TASK STATEMENT: Restate all of the data exactly.

[START OF EXTRACTED DATA]

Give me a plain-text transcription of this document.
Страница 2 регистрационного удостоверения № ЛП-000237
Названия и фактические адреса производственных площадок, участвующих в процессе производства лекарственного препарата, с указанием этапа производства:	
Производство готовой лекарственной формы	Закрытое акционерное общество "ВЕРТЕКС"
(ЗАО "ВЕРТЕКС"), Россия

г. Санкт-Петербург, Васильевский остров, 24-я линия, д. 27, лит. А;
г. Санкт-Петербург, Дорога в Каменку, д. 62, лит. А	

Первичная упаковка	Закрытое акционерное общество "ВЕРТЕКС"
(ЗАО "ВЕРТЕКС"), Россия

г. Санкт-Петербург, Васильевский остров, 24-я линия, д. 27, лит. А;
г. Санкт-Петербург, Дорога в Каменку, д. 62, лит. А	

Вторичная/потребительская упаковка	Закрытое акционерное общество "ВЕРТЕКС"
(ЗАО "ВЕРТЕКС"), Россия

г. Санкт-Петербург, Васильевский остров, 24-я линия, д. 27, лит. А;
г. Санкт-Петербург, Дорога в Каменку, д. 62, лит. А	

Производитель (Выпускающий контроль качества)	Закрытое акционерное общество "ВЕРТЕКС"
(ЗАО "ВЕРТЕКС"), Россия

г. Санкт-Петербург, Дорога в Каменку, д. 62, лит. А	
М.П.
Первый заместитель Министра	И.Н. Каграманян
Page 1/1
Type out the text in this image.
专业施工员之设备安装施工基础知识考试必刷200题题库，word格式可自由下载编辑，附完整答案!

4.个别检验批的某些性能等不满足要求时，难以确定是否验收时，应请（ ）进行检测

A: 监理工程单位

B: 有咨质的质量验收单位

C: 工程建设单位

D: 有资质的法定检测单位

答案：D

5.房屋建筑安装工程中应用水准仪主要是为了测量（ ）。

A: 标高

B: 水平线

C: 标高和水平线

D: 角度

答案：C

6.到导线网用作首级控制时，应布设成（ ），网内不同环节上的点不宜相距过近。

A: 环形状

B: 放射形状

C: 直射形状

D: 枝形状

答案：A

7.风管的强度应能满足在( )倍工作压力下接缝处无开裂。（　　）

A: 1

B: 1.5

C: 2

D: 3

[END OF EXTRACTED DATA]

EXERCISE RESULT:
Give me a plain-text transcription of this document.
Страница 2 регистрационного удостоверения № ЛП-000237
Названия и фактические адреса производственных площадок, участвующих в процессе производства лекарственного препарата, с указанием этапа производства:	
Производство готовой лекарственной формы	Закрытое акционерное общество "ВЕРТЕКС"
(ЗАО "ВЕРТЕКС"), Россия

г. Санкт-Петербург, Васильевский остров, 24-я линия, д. 27, лит. А;
г. Санкт-Петербург, Дорога в Каменку, д. 62, лит. А	

Первичная упаковка	Закрытое акционерное общество "ВЕРТЕКС"
(ЗАО "ВЕРТЕКС"), Россия

г. Санкт-Петербург, Васильевский остров, 24-я линия, д. 27, лит. А;
г. Санкт-Петербург, Дорога в Каменку, д. 62, лит. А	

Вторичная/потребительская упаковка	Закрытое акционерное общество "ВЕРТЕКС"
(ЗАО "ВЕРТЕКС"), Россия

г. Санкт-Петербург, Васильевский остров, 24-я линия, д. 27, лит. А;
г. Санкт-Петербург, Дорога в Каменку, д. 62, лит. А	

Производитель (Выпускающий контроль качества)	Закрытое акционерное общество "ВЕРТЕКС"
(ЗАО "ВЕРТЕКС"), Россия

г. Санкт-Петербург, Дорога в Каменку, д. 62, лит. А	
М.П.
Первый заместитель Министра	И.Н. Каграманян
Page 1/1
Type out the text in this image.
专业施工员之设备安装施工基础知识考试必刷200题题库，word格式可自由下载编辑，附完整答案!

4.个别检验批的某些性能等不满足要求时，难以确定是否验收时，应请（ ）进行检测

A: 监理工程单位

B: 有咨质的质量验收单位

C: 工程建设单位

D: 有资质的法定检测单位

答案：D

5.房屋建筑安装工程中应用水准仪主要是为了测量（ ）。

A: 标高

B: 水平线

C: 标高和水平线

D: 角度

答案：C

6.到导线网用作首级控制时，应布设成（ ），网内不同环节上的点不宜相距过近。

A: 环形状

B: 放射形状

C: 直射形状

D: 枝形状

答案：A

7.风管的强度应能满足在( )倍工作压力下接缝处无开裂。（　　）

A: 1

B: 1.5

C: 2

D: 3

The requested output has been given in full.